Go through the lines below. Copy those with "image".

--- START OF Working data ---

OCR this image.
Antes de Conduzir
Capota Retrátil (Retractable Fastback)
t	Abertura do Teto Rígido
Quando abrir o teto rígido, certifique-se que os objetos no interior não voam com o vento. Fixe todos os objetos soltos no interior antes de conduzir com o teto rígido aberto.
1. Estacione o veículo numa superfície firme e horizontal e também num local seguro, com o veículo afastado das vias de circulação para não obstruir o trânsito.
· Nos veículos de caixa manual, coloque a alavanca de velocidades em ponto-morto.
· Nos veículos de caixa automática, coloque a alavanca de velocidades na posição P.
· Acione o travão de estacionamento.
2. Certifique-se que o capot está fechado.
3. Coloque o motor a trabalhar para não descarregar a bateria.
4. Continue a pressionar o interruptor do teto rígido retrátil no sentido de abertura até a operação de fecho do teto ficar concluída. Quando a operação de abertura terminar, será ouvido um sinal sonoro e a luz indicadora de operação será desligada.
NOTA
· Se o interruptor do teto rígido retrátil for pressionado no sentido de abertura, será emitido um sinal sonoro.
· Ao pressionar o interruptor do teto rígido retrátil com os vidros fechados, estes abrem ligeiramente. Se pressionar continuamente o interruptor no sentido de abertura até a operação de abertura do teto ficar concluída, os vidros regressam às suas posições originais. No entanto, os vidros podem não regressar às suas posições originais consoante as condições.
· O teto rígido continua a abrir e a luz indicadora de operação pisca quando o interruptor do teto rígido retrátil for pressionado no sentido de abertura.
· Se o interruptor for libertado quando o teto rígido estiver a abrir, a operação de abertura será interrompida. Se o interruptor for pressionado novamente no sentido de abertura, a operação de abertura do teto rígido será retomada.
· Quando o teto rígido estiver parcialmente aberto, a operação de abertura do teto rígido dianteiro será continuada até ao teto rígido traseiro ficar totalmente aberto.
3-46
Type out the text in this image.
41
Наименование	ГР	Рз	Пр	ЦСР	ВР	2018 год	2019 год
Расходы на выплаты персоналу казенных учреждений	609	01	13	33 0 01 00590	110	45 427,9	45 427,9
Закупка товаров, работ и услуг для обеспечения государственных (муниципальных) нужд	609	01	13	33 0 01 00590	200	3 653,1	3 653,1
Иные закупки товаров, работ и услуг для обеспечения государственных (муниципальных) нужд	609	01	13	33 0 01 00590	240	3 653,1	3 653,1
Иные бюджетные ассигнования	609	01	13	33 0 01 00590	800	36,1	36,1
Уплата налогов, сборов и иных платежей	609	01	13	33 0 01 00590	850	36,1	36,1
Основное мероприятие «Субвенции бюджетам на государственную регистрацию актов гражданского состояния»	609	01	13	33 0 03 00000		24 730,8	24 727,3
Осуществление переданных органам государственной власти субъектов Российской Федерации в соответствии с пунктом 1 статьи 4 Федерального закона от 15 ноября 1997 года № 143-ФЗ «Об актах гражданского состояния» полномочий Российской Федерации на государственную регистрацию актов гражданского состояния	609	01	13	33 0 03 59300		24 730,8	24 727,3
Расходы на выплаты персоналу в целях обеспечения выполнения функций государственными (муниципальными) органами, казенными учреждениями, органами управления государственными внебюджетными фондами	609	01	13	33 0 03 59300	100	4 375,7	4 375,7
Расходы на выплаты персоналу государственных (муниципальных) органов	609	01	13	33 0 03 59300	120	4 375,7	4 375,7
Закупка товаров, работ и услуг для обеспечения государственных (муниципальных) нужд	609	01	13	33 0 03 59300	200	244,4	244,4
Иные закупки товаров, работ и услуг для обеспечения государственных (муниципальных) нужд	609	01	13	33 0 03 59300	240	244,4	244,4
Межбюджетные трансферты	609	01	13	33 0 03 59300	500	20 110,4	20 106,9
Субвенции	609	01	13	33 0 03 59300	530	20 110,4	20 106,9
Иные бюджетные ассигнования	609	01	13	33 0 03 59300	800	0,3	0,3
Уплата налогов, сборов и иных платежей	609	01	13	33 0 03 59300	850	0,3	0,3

--- END OF Working data ---

▶ **Solution to the exercise**
OCR this image.
Type out the text in this image.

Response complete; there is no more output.